── Source document ──
Story of Burkett’s Ride: Automobile Goes on the Warpath and Creates a Sensation in Nebraska Town

This dramatic headline appeared over an article in the Omaha Daily News about a trip made by H. E. Fredrickson into Blair, Nebraska, in his new steam-powered automobile in October of 1900. The story, slightly edited, goes something like this:

Undertaker H. K. Burkett had impressed Fredrickson and his automobile into service to get to Blair on an urgent call, inasmuch as he could not catch a train until much later in the day.

Fredrickson deposited Burkett at the place where he wanted to go and then went downtown to snatch a bite to eat. He stopped his vehicle before the eating place and forgot to hitch it. The sight of the horseless wagon naturally attracted a whole lot of attention, and before long five-sixths of the population was gathered about it.

“By gum, this yere’s a funny wagon,” remarked a prominent citizen as he stored a hunk of tobacco in his face. “Where do you suppose he hitches his mules?”

This interesting topic was being discussed with gusto when the automobile gave vent to a snort of steam. Most of the crowd drew back, but the bolder spirits held their ground. “Gee whiz, Bill, the buggy’s on fire,” yelled one of them. “Go call the fire company.”

He went closer to the vehicle to investigate and accidentally struck the propelling lever. The machine started and the investigator grabbed hold of it to stop it, but it pulled him along.
───
── Listed records ──
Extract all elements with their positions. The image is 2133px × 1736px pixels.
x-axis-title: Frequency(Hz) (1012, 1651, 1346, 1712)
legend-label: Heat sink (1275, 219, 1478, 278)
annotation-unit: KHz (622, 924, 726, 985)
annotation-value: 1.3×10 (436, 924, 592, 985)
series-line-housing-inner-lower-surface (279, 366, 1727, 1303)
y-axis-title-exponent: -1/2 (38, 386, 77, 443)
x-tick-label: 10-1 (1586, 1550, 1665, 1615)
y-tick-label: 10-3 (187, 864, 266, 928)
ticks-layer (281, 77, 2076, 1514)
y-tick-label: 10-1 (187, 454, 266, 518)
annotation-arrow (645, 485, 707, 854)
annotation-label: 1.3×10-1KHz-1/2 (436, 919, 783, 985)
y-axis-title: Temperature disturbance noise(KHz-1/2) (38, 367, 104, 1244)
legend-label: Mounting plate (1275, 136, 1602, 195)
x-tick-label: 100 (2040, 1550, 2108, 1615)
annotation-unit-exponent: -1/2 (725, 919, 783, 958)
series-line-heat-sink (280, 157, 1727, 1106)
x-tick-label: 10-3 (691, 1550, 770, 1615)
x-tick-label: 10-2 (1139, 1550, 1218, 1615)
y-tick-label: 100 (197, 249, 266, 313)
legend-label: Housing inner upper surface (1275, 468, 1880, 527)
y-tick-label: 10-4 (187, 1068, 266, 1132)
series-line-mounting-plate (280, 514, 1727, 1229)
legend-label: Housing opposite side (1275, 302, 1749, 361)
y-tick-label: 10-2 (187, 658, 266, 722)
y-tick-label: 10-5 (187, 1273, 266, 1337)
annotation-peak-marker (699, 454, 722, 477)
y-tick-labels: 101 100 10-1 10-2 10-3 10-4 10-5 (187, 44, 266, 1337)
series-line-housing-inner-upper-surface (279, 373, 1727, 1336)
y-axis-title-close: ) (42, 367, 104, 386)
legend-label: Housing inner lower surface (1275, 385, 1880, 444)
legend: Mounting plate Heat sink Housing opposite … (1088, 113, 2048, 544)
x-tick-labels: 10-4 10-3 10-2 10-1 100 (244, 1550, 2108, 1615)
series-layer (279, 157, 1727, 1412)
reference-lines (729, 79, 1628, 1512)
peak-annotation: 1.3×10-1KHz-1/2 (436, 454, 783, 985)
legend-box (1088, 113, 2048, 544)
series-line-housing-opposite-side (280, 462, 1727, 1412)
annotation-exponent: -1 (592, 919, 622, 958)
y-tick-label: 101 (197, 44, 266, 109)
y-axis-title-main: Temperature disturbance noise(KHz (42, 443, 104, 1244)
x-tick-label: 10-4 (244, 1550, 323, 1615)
───
Given exercise:
Copy out the passage from the automobile story, from "This dramatic headline" to "in the day.".

Full answer:
This dramatic headline appeared over an article in the Omaha Daily News about a trip made by H. E. Fredrickson into Blair, Nebraska, in his new steam-powered automobile in October of 1900. The story, slightly edited, goes something like this:

Undertaker H. K. Burkett had impressed Fredrickson and his automobile into service to get to Blair on an urgent call, inasmuch as he could not catch a train until much later in the day.